Objective: Note how many lines hold "name" and report that number by itself.

***** Working data *****

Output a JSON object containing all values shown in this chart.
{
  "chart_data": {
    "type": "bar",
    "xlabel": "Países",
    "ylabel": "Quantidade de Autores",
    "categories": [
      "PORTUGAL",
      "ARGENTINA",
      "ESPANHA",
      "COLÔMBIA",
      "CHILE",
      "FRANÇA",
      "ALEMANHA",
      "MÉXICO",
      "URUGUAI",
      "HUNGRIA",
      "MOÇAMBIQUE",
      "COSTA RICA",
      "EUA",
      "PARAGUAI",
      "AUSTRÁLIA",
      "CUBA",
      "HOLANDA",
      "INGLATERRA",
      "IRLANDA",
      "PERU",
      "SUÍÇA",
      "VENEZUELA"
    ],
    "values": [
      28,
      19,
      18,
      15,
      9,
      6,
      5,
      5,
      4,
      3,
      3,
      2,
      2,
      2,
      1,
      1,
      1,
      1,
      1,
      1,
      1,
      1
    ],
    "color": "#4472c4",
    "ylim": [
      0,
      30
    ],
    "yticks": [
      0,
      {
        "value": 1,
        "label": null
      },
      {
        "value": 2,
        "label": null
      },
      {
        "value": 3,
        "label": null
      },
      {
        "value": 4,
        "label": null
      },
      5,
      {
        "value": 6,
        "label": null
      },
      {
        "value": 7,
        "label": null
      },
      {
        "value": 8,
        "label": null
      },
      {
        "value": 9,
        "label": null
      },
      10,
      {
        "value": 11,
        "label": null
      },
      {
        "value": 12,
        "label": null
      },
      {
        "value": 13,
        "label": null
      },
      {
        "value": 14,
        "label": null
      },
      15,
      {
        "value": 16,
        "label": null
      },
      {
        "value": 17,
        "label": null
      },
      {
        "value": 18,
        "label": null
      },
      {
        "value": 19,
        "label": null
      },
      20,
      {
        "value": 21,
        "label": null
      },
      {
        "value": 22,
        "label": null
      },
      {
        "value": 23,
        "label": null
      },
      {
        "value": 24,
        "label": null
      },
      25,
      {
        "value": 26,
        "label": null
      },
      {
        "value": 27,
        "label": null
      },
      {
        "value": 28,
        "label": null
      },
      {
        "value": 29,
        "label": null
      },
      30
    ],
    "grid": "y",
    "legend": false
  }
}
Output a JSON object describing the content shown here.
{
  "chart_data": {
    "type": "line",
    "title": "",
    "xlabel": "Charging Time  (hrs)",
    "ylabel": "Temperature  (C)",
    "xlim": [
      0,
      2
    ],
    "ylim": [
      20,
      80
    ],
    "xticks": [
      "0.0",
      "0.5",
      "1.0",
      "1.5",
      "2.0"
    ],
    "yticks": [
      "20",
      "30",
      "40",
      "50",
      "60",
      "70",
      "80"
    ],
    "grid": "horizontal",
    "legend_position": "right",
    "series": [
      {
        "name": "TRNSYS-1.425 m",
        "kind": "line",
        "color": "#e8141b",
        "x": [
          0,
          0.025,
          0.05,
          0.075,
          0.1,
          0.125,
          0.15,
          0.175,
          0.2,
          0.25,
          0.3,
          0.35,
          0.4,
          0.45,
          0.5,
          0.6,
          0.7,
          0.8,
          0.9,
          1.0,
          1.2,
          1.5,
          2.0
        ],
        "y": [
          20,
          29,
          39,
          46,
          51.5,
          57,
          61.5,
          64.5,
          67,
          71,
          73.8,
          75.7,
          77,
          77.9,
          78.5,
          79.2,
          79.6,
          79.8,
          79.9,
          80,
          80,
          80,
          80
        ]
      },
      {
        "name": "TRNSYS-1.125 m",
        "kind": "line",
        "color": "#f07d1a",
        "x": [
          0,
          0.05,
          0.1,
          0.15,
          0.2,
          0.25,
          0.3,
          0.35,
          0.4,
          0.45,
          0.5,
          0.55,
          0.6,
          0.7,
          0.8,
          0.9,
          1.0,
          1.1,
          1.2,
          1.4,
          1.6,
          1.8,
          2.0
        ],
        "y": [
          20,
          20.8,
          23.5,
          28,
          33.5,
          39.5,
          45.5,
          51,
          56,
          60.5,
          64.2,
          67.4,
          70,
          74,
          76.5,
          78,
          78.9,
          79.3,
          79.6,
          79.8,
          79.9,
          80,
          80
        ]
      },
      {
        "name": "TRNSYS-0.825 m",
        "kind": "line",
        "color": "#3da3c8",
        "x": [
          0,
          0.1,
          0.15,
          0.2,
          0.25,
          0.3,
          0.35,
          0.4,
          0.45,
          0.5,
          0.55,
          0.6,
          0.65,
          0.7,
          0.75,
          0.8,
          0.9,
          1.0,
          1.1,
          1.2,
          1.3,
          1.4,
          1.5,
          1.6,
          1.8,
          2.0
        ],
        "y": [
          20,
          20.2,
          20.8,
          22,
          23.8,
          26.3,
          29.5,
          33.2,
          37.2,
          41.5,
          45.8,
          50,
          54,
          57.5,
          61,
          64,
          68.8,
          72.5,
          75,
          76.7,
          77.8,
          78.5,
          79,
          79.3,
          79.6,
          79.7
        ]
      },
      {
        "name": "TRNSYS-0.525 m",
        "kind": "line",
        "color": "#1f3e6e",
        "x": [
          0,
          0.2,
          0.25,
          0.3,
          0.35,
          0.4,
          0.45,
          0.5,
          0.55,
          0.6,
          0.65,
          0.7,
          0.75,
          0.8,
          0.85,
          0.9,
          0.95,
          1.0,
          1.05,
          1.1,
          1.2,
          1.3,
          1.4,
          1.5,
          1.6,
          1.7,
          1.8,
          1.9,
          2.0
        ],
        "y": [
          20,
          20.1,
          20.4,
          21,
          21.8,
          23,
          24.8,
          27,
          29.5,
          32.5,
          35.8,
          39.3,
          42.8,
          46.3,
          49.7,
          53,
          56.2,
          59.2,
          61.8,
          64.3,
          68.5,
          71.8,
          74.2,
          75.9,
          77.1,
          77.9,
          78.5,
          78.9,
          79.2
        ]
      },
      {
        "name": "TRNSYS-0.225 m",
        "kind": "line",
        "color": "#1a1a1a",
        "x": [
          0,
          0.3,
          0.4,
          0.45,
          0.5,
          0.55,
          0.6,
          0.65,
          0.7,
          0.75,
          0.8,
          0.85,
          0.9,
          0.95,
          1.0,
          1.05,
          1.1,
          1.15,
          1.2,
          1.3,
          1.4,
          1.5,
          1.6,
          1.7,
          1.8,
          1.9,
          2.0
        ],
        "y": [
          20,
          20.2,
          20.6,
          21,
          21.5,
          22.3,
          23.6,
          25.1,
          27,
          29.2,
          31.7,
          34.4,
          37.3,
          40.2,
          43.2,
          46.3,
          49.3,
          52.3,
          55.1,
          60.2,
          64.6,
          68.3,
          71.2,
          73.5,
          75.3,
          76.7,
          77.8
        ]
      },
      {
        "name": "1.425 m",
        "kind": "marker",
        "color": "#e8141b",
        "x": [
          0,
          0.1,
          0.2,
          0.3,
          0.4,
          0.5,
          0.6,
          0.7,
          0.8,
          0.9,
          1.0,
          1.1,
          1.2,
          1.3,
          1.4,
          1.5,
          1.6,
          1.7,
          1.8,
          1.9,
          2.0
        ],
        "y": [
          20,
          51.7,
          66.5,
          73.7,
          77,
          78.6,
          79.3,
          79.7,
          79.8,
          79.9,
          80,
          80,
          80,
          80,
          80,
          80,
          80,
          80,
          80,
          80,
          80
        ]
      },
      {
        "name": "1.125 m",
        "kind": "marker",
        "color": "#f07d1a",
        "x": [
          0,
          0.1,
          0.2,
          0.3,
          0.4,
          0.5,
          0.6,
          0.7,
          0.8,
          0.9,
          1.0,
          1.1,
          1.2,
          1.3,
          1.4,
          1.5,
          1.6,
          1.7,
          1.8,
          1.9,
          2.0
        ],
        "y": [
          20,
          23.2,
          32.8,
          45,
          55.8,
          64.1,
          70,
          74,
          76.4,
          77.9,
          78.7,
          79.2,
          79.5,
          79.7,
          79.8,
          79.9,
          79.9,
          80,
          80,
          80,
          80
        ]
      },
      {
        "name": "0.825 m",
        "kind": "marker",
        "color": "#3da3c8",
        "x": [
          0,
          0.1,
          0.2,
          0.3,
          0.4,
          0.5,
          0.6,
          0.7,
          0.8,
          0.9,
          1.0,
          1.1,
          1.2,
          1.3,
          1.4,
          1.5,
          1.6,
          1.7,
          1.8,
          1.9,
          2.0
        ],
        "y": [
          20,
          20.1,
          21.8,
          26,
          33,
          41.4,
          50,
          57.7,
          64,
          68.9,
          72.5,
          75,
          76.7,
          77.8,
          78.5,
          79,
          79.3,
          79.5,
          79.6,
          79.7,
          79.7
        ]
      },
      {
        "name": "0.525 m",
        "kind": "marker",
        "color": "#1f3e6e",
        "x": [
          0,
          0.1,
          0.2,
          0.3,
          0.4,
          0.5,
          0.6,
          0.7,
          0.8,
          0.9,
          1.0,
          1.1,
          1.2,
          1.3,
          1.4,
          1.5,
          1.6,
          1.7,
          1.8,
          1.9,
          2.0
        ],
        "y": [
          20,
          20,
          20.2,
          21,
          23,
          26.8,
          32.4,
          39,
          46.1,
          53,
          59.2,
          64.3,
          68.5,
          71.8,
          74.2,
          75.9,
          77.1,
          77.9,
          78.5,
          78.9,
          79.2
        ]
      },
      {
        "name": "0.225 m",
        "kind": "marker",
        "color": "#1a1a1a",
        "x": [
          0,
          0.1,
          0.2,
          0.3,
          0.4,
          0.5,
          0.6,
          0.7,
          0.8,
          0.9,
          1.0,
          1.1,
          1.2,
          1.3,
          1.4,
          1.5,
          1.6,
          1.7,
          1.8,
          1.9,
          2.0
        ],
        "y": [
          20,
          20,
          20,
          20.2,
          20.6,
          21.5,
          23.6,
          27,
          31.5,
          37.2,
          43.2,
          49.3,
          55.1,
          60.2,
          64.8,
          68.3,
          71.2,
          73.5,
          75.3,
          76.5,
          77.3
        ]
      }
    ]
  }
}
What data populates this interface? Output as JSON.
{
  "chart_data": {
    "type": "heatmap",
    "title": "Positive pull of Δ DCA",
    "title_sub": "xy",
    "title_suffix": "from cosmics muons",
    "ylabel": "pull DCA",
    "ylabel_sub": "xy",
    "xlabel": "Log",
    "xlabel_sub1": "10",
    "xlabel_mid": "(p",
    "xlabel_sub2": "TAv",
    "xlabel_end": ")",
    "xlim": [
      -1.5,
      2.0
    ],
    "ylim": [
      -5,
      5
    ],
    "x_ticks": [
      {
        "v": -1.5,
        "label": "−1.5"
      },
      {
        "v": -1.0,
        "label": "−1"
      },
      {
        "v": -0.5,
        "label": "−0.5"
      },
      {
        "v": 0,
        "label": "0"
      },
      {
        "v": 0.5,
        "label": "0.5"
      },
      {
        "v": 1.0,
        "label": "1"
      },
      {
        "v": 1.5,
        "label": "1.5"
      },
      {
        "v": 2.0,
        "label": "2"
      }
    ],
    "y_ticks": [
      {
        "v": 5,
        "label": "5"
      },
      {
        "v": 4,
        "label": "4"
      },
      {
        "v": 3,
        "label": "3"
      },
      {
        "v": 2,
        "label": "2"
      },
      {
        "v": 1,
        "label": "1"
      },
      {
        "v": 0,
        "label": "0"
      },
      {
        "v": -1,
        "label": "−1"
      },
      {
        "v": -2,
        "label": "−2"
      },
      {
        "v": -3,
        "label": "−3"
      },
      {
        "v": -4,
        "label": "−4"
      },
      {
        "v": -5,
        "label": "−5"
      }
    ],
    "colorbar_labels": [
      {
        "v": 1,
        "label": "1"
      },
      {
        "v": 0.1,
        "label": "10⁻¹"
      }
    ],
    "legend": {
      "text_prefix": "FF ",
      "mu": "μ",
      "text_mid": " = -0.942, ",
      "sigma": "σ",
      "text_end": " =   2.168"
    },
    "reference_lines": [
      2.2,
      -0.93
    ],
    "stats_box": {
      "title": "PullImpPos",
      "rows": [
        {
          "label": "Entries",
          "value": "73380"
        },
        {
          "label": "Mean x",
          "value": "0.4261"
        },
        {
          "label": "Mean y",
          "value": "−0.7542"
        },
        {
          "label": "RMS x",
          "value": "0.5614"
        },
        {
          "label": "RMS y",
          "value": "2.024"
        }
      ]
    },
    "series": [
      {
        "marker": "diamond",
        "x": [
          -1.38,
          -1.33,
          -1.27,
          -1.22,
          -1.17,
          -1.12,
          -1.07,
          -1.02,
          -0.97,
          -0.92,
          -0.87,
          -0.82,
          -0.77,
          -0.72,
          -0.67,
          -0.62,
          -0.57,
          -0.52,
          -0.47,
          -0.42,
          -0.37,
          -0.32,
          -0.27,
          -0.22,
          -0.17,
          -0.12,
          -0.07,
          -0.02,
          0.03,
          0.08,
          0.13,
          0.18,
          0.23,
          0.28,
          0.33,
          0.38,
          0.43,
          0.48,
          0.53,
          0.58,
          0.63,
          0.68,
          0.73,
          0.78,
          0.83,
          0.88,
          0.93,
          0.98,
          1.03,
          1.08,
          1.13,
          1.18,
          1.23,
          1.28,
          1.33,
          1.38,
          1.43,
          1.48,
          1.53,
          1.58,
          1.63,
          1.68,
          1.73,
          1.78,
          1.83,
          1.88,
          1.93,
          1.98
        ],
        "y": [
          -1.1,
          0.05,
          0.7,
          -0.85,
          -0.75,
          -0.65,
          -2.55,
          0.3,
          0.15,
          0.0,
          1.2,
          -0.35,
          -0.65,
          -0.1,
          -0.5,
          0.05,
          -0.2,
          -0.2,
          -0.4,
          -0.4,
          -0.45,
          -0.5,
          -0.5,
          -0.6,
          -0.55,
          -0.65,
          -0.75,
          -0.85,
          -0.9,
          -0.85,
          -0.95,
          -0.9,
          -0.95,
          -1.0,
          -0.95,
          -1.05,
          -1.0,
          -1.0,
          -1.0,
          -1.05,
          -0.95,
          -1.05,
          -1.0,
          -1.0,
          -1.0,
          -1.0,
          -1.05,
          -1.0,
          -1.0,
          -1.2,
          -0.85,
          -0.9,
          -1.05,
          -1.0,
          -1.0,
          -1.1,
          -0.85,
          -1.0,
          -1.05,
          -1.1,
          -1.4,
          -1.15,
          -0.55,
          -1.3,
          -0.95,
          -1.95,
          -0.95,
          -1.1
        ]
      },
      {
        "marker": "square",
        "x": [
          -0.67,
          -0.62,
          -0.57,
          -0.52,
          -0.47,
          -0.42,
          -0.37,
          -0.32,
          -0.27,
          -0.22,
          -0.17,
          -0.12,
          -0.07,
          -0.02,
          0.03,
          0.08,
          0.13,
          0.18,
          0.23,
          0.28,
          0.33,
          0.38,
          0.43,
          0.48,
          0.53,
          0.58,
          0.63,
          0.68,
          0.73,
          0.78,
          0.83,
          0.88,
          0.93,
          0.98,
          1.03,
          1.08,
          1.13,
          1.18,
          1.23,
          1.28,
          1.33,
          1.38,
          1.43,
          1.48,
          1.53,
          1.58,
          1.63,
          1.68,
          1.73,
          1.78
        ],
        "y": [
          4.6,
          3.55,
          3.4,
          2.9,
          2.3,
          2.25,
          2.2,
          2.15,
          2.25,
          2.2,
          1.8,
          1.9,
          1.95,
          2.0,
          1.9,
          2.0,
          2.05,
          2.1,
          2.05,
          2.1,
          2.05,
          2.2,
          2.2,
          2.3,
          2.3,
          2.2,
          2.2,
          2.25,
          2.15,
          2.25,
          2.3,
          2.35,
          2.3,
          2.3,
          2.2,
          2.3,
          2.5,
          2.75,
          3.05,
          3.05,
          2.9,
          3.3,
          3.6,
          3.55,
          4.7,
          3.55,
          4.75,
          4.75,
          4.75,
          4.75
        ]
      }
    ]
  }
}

*****

Final result: 10